─── Selection

Can you spot the bug yet? Where does "val" for the test "val & BMSR_LSTATUS"
come from?

A bigger hint. With the existing code, this would have been:

	val = phy_read(phydev, regnum);
	if (val < 0 || (val & BMSR_LSTATUS))
		break;

See the difference? val & BMSR_LSTATUS is checking the value that was
returned from phy_read() here, but in yours, it's checking an
uninitialised variable.

With my proposal, this becomes:

	val = __val = phy_read(phydev, regnum);
	if (__val < 0 || (val & BMSR_LSTATUS))
		break;

where "val" is whatever type the user chose, which has absolutely _no_
bearing what so ever on whether the test for __val < 0 can be correctly
evaluated, and makes that test totally independent of whatever type the
user chose.
Russell King (Oracle) June 2, 2023, 4:34 p.m. UTC | #6
On Fri, Jun 02, 2023 at 05:17:59PM +0100, Russell King (Oracle) wrote:
> On Fri, Jun 02, 2023 at 09:05:39AM -0700, Jakub Kicinski wrote:
> > On Fri, 2 Jun 2023 09:53:09 +0100 Russell King (Oracle) wrote:
> > > > Yes it is :)  All this to save the single line of assignment
> > > > after the read_poll_timeout() "call" ?  
> > > 
> > > Okay, so it seems you don't like it. We can't fix it then, and we'll
> > > have to go with the BUILD_BUG_ON() forcing all users to use a signed
> > > varable (which better be larger than a s8 so negative errnos can fit)
> > > or we just rely on Dan to report the problems.
> > 
> > Wait, did the version I proposed not work?
> > 
> > https://lore.kernel.org/all/20230530121910.05b9f837@kernel.org/
> 
> If we're into the business of throwing web URLs at each other for
> messages we've already read, here's my one for you which contains
> the explanation why your one is broken, and proposing my solution.
> 
> https://lore.kernel.org/all/ZHZmBBDSVMf1WQWI@shell.armlinux.org.uk/
> 
> To see exactly why yours is broken, see the paragraph starting
> "The elephant in the room..."

──────
─── Stored records

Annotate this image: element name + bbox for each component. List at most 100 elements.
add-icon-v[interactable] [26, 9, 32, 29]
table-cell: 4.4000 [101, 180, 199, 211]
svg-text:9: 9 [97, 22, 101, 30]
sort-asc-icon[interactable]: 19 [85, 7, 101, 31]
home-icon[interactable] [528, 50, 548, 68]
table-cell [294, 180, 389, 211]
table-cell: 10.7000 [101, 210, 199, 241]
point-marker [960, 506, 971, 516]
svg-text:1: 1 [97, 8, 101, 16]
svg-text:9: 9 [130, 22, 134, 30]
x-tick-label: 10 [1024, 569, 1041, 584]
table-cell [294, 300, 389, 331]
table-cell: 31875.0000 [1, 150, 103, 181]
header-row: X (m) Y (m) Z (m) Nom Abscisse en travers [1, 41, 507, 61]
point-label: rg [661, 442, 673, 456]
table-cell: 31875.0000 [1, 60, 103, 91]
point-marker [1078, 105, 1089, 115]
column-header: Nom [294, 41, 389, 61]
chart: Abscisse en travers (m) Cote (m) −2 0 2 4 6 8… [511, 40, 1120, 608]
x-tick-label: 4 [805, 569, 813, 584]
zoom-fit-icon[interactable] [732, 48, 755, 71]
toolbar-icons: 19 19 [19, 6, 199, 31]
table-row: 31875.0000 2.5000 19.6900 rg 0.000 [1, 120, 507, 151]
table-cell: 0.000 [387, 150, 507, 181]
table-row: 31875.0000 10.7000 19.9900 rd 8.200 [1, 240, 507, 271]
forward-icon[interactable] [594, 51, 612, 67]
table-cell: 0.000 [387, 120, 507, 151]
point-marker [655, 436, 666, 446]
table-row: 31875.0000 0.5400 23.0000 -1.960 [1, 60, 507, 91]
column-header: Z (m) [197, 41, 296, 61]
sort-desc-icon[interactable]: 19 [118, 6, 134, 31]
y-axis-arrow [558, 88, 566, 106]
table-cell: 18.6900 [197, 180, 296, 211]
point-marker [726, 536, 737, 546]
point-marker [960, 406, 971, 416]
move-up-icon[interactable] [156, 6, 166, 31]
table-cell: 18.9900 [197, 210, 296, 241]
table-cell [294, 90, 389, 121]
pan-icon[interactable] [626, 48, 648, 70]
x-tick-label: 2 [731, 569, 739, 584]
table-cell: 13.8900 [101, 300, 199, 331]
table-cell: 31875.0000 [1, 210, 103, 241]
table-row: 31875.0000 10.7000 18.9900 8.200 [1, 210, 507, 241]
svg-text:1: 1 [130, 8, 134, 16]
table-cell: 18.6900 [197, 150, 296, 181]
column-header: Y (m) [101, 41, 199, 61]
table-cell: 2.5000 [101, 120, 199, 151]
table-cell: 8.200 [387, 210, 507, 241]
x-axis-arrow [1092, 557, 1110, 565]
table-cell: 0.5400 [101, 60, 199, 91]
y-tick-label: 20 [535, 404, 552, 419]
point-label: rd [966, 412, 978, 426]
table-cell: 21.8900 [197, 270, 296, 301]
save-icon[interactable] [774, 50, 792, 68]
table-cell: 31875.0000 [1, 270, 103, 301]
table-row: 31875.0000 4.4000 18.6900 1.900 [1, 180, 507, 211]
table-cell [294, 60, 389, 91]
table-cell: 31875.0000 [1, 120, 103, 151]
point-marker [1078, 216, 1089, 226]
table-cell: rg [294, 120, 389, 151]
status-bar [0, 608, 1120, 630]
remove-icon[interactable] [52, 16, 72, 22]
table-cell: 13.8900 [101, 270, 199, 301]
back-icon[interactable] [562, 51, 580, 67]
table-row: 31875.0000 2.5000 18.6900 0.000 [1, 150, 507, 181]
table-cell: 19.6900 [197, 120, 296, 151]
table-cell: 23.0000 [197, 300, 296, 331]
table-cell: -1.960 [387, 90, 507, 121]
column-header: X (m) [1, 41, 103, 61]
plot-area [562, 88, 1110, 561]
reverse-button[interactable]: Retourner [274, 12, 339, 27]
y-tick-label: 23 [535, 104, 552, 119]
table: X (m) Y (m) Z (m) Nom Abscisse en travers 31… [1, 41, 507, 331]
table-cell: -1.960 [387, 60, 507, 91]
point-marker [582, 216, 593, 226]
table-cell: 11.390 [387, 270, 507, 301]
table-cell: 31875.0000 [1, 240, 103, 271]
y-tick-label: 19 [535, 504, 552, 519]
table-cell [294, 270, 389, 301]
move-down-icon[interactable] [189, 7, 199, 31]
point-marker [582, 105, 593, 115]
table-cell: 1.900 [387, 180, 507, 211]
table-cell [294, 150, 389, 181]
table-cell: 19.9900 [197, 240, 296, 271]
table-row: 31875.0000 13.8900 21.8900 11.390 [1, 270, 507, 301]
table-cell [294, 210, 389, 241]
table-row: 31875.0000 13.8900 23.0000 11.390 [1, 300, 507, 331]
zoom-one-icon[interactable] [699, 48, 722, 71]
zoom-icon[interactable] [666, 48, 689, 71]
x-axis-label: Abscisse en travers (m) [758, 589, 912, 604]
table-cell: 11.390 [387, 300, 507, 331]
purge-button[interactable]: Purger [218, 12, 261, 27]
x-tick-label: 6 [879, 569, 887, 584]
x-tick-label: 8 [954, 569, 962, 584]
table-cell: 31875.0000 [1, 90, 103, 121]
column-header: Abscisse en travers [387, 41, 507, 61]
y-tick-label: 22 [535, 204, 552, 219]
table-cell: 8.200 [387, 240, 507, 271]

──────

Tasks to carry out:
1. Answer these from the read_poll_timeout() discussion:
(a) In the existing code, what value does "val & BMSR_LSTATUS" check?
(b) What would the BUILD_BUG_ON() force all users to use?
(c) With what words does the paragraph start that explains why the linked version is broken?
2. Write the next part of the read_poll_timeout() discussion, picking up after its last line.
The listing has no role here.

Answers for the tasks:
1.
(a) The value returned from phy_read().
(b) A signed variable, larger than an s8 so negative errnos can fit.
(c) "The elephant in the room..."

2.
> 
> If it needs yet more explanation, which clearly it does, then let's
> look at what genphy_loopback is doing:
> 
>                 ret = phy_read_poll_timeout(phydev, MII_BMSR, val,
>                                             val & BMSR_LSTATUS,
>                                     5000, 500000, true);
> 
> Now, with your supposed "fix" of:
> 
> +	int __ret, __val;						\
> +									\
> +	__ret = read_poll_timeout(phy_read, __val, __val < 0 || (cond),	\
>  		sleep_us, timeout_us, sleep_before_read, phydev, regnum); \
> 
> This ends up being:
> 
> 	int __ret, __val;
> 
> 	__ret = read_poll_timeout(phy_read, __val, __val < 0 || (val & BMSR_LSTATUS),
>  		sleep_us, timeout_us, sleep_before_read, phydev, regnum);
> 
> and that expands to something that does this:
> 
> 	__val = phy_read(phydev, regnum);
> 	if (__val < 0 || (val & BMSR_LSTATUS))
> 		break;
> 
> Can you spot the bug yet? Where does "val" for the test "val & BMSR_LSTATUS"
> come from?
> 
> A bigger hint. With the existing code, this would have been:
> 
> 	val = phy_read(phydev, regnum);
> 	if (val < 0 || (val & BMSR_LSTATUS))
> 		break;
> 
> See the difference? val & BMSR_LSTATUS is checking the value that was
> returned from phy_read() here, but in yours, it's checking an
> uninitialised variable.
> 
> With my proposal, this becomes:
> 
> 	val = __val = phy_read(phydev, regnum);
> 	if (__val < 0 || (val & BMSR_LSTATUS))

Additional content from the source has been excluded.